## [AIM OF THE TASK]
Copy each line that contains the word "screenshot".

## [DATA TO PROCESS]
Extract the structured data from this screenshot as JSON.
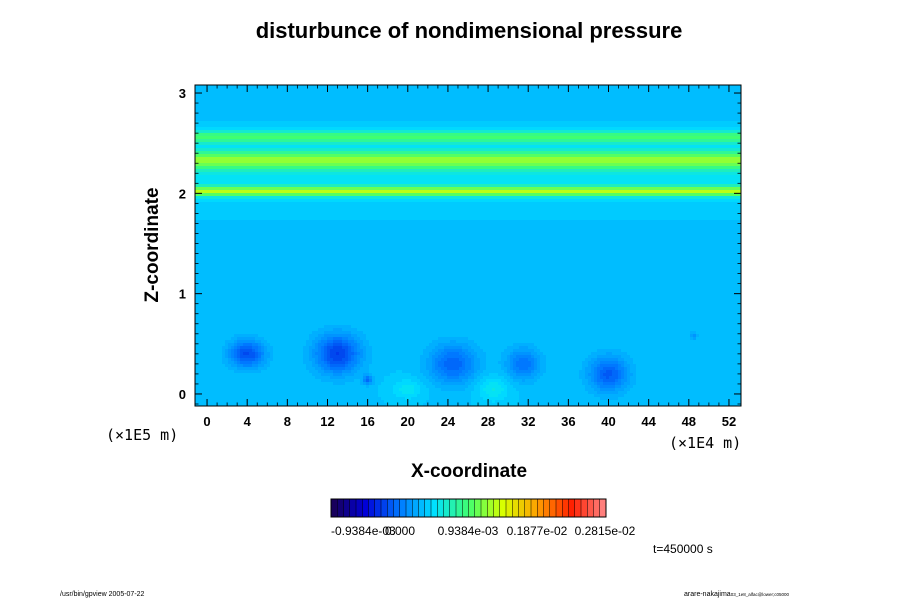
{
  "chart_data": {
    "type": "heatmap",
    "title": "disturbunce of nondimensional pressure",
    "xlabel": "X-coordinate",
    "ylabel": "Z-coordinate",
    "x_scale_label": "(×1E4 m)",
    "y_scale_label": "(×1E5 m)",
    "x_ticks": [
      "0",
      "4",
      "8",
      "12",
      "16",
      "20",
      "24",
      "28",
      "32",
      "36",
      "40",
      "44",
      "48",
      "52"
    ],
    "x_tick_values": [
      0,
      4,
      8,
      12,
      16,
      20,
      24,
      28,
      32,
      36,
      40,
      44,
      48,
      52
    ],
    "y_ticks": [
      "0",
      "1",
      "2",
      "3"
    ],
    "y_tick_values": [
      0,
      1,
      2,
      3
    ],
    "xlim": [
      -1.2,
      53.2
    ],
    "ylim": [
      -0.12,
      3.08
    ],
    "background_level": 0.13,
    "horizontal_bands": [
      {
        "z": 2.02,
        "width": 0.05,
        "level": 0.32
      },
      {
        "z": 2.33,
        "width": 0.09,
        "level": 0.27
      },
      {
        "z": 2.56,
        "width": 0.06,
        "level": 0.21
      },
      {
        "z": 2.22,
        "width": 0.25,
        "level": 0.05
      }
    ],
    "cells": [
      {
        "x": 4,
        "z": 0.4,
        "rx": 1.8,
        "rz": 0.14,
        "level": -0.18
      },
      {
        "x": 13,
        "z": 0.4,
        "rx": 2.3,
        "rz": 0.2,
        "level": -0.2
      },
      {
        "x": 16,
        "z": 0.14,
        "rx": 0.5,
        "rz": 0.05,
        "level": -0.13
      },
      {
        "x": 24.5,
        "z": 0.3,
        "rx": 2.4,
        "rz": 0.2,
        "level": -0.15
      },
      {
        "x": 31.5,
        "z": 0.3,
        "rx": 1.7,
        "rz": 0.16,
        "level": -0.13
      },
      {
        "x": 40,
        "z": 0.2,
        "rx": 2.0,
        "rz": 0.18,
        "level": -0.16
      },
      {
        "x": 20,
        "z": 0.05,
        "rx": 1.5,
        "rz": 0.1,
        "level": 0.06
      },
      {
        "x": 28.5,
        "z": 0.05,
        "rx": 1.6,
        "rz": 0.12,
        "level": 0.07
      },
      {
        "x": 48.5,
        "z": 0.58,
        "rx": 0.4,
        "rz": 0.04,
        "level": -0.07
      }
    ],
    "colorbar": {
      "tick_labels": [
        "-0.9384e-03",
        "0.000",
        "0.9384e-03",
        "0.1877e-02",
        "0.2815e-02"
      ],
      "stops": [
        "#1a0050",
        "#0000d8",
        "#0078ff",
        "#00e0ff",
        "#40ff70",
        "#d8ff00",
        "#ffa000",
        "#ff2000",
        "#ff8888"
      ],
      "segments": 44
    },
    "time_label": "t=450000 s",
    "footer_left": "/usr/bin/gpview 2005-07-22",
    "footer_right": "arare-nakajima",
    "footer_right_small": "03_1e8_alfac@lower;c05000"
  }
}
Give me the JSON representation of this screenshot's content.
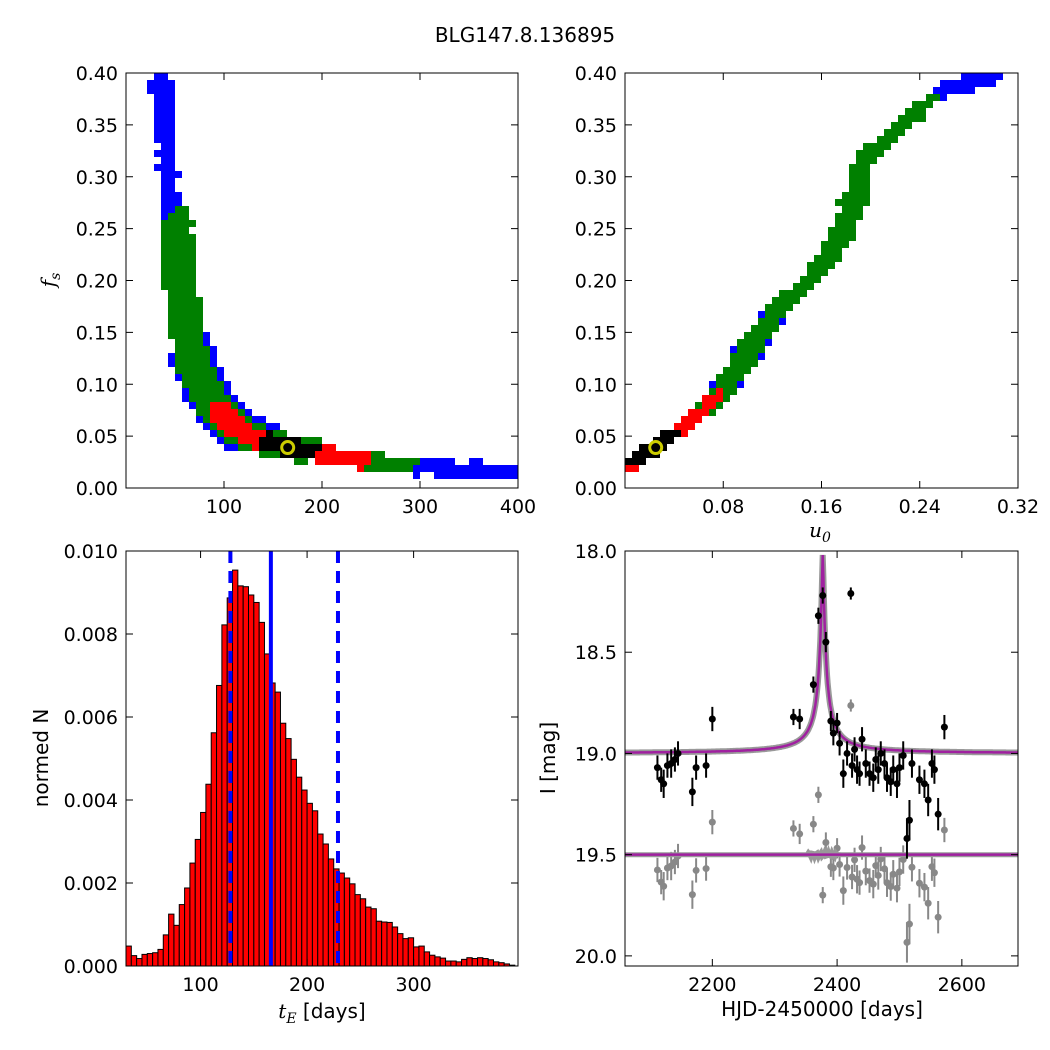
{
  "figure_title": "BLG147.8.136895",
  "colors": {
    "sigma1": "#000000",
    "sigma2": "#ff0000",
    "sigma3": "#008000",
    "sigma4": "#0000ff",
    "best_fit": "#cccc00",
    "model": "#a020a0",
    "data": "#000000",
    "residuals": "#888888"
  },
  "chart_data": [
    {
      "id": "fs_vs_tE",
      "type": "heatmap",
      "xlim": [
        0,
        400
      ],
      "ylim": [
        0,
        0.4
      ],
      "xticks": [
        "100",
        "200",
        "300",
        "400"
      ],
      "yticks": [
        "0.00",
        "0.05",
        "0.10",
        "0.15",
        "0.20",
        "0.25",
        "0.30",
        "0.35",
        "0.40"
      ],
      "ylabel_main": "f",
      "ylabel_sub": "s",
      "best_fit": {
        "x": 165,
        "y": 0.039
      },
      "tracks": [
        {
          "points": [
            [
              35,
              0.395
            ],
            [
              38,
              0.38
            ],
            [
              40,
              0.35
            ],
            [
              45,
              0.27
            ],
            [
              52,
              0.25
            ],
            [
              55,
              0.2
            ],
            [
              60,
              0.17
            ],
            [
              65,
              0.13
            ],
            [
              72,
              0.115
            ],
            [
              80,
              0.095
            ],
            [
              90,
              0.08
            ],
            [
              100,
              0.068
            ],
            [
              110,
              0.06
            ],
            [
              120,
              0.053
            ],
            [
              135,
              0.047
            ],
            [
              150,
              0.043
            ],
            [
              165,
              0.039
            ],
            [
              185,
              0.035
            ],
            [
              210,
              0.031
            ],
            [
              240,
              0.027
            ],
            [
              270,
              0.023
            ],
            [
              300,
              0.02
            ],
            [
              340,
              0.018
            ],
            [
              400,
              0.017
            ]
          ]
        }
      ]
    },
    {
      "id": "fs_vs_u0",
      "type": "heatmap",
      "xlim": [
        0,
        0.32
      ],
      "ylim": [
        0,
        0.4
      ],
      "xticks": [
        "0.08",
        "0.16",
        "0.24",
        "0.32"
      ],
      "yticks": [
        "0.00",
        "0.05",
        "0.10",
        "0.15",
        "0.20",
        "0.25",
        "0.30",
        "0.35",
        "0.40"
      ],
      "xlabel_main": "u",
      "xlabel_sub": "0",
      "best_fit": {
        "x": 0.025,
        "y": 0.039
      },
      "tracks": [
        {
          "points": [
            [
              0.003,
              0.02
            ],
            [
              0.01,
              0.028
            ],
            [
              0.02,
              0.035
            ],
            [
              0.025,
              0.039
            ],
            [
              0.035,
              0.048
            ],
            [
              0.05,
              0.06
            ],
            [
              0.065,
              0.075
            ],
            [
              0.08,
              0.095
            ],
            [
              0.095,
              0.12
            ],
            [
              0.11,
              0.15
            ],
            [
              0.125,
              0.175
            ],
            [
              0.14,
              0.19
            ],
            [
              0.155,
              0.205
            ],
            [
              0.17,
              0.23
            ],
            [
              0.185,
              0.27
            ],
            [
              0.195,
              0.32
            ],
            [
              0.22,
              0.34
            ],
            [
              0.245,
              0.37
            ],
            [
              0.26,
              0.385
            ],
            [
              0.3,
              0.395
            ]
          ]
        }
      ]
    },
    {
      "id": "tE_histogram",
      "type": "bar",
      "xlim": [
        30,
        398
      ],
      "ylim": [
        0,
        0.01
      ],
      "xticks": [
        "100",
        "200",
        "300"
      ],
      "yticks": [
        "0.000",
        "0.002",
        "0.004",
        "0.006",
        "0.008",
        "0.010"
      ],
      "xlabel_main": "t",
      "xlabel_sub": "E",
      "xlabel_unit": " [days]",
      "ylabel": "normed N",
      "bin_start": 30,
      "bin_width": 5,
      "values": [
        0.00048,
        0.00025,
        0.00018,
        0.00028,
        0.0003,
        0.00032,
        0.0004,
        0.00075,
        0.00125,
        0.00098,
        0.00148,
        0.00188,
        0.00248,
        0.00305,
        0.0037,
        0.00438,
        0.00562,
        0.00676,
        0.00822,
        0.00887,
        0.00954,
        0.00916,
        0.00914,
        0.00894,
        0.00876,
        0.00828,
        0.00752,
        0.00682,
        0.0066,
        0.00585,
        0.00548,
        0.00498,
        0.00455,
        0.00424,
        0.00392,
        0.00374,
        0.00318,
        0.00294,
        0.00258,
        0.00234,
        0.00224,
        0.00212,
        0.00198,
        0.00172,
        0.00162,
        0.00142,
        0.00138,
        0.00108,
        0.00106,
        0.00105,
        0.00094,
        0.00078,
        0.00066,
        0.00068,
        0.00046,
        0.00048,
        0.00034,
        0.00026,
        0.00022,
        0.00019,
        0.00012,
        0.00012,
        0.0001,
        0.00016,
        0.0002,
        0.00018,
        0.0002,
        0.00018,
        0.00015,
        0.0001,
        8e-05,
        5e-05,
        2e-05,
        1e-05
      ],
      "median_line": 166,
      "dashed_lines": [
        128,
        229
      ]
    },
    {
      "id": "lightcurve",
      "type": "scatter",
      "xlim": [
        2060,
        2690
      ],
      "ylim": [
        20.05,
        18.0
      ],
      "xticks": [
        "2200",
        "2400",
        "2600"
      ],
      "yticks": [
        "18.0",
        "18.5",
        "19.0",
        "19.5",
        "20.0"
      ],
      "xlabel": "HJD-2450000 [days]",
      "ylabel": "I [mag]",
      "model": {
        "baseline": 19.0,
        "peak_time": 2377,
        "peak_mag": 18.02,
        "width": 5,
        "tail": 120
      },
      "residual_baseline": 19.5,
      "points": [
        [
          2112,
          19.07,
          0.06
        ],
        [
          2118,
          19.13,
          0.06
        ],
        [
          2122,
          19.15,
          0.07
        ],
        [
          2128,
          19.06,
          0.06
        ],
        [
          2134,
          19.05,
          0.07
        ],
        [
          2140,
          19.03,
          0.06
        ],
        [
          2145,
          19.0,
          0.06
        ],
        [
          2168,
          19.19,
          0.07
        ],
        [
          2174,
          19.07,
          0.06
        ],
        [
          2190,
          19.06,
          0.06
        ],
        [
          2200,
          18.83,
          0.06
        ],
        [
          2330,
          18.82,
          0.04
        ],
        [
          2340,
          18.83,
          0.05
        ],
        [
          2362,
          18.66,
          0.04
        ],
        [
          2370,
          18.32,
          0.04
        ],
        [
          2377,
          18.22,
          0.04
        ],
        [
          2382,
          18.45,
          0.05
        ],
        [
          2390,
          18.84,
          0.05
        ],
        [
          2394,
          18.9,
          0.06
        ],
        [
          2400,
          18.85,
          0.05
        ],
        [
          2404,
          18.95,
          0.06
        ],
        [
          2410,
          19.1,
          0.07
        ],
        [
          2416,
          19.0,
          0.06
        ],
        [
          2422,
          18.21,
          0.03
        ],
        [
          2424,
          19.06,
          0.06
        ],
        [
          2428,
          18.98,
          0.06
        ],
        [
          2432,
          19.08,
          0.07
        ],
        [
          2436,
          19.1,
          0.06
        ],
        [
          2440,
          18.93,
          0.06
        ],
        [
          2446,
          19.05,
          0.07
        ],
        [
          2452,
          19.1,
          0.06
        ],
        [
          2458,
          19.12,
          0.07
        ],
        [
          2462,
          19.03,
          0.06
        ],
        [
          2466,
          19.08,
          0.07
        ],
        [
          2470,
          19.0,
          0.06
        ],
        [
          2476,
          19.05,
          0.07
        ],
        [
          2480,
          19.12,
          0.07
        ],
        [
          2486,
          19.14,
          0.07
        ],
        [
          2490,
          19.08,
          0.07
        ],
        [
          2496,
          19.15,
          0.07
        ],
        [
          2500,
          19.07,
          0.07
        ],
        [
          2506,
          19.01,
          0.07
        ],
        [
          2512,
          19.42,
          0.1
        ],
        [
          2516,
          19.33,
          0.1
        ],
        [
          2520,
          19.05,
          0.07
        ],
        [
          2532,
          19.13,
          0.07
        ],
        [
          2540,
          19.15,
          0.07
        ],
        [
          2546,
          19.23,
          0.08
        ],
        [
          2552,
          19.05,
          0.07
        ],
        [
          2556,
          19.08,
          0.07
        ],
        [
          2562,
          19.3,
          0.08
        ],
        [
          2572,
          18.87,
          0.06
        ]
      ]
    }
  ]
}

## [EXERCISE OUTPUT]
Extract the structured data from this screenshot as JSON.
Give me the JSON representation of this screenshot's content.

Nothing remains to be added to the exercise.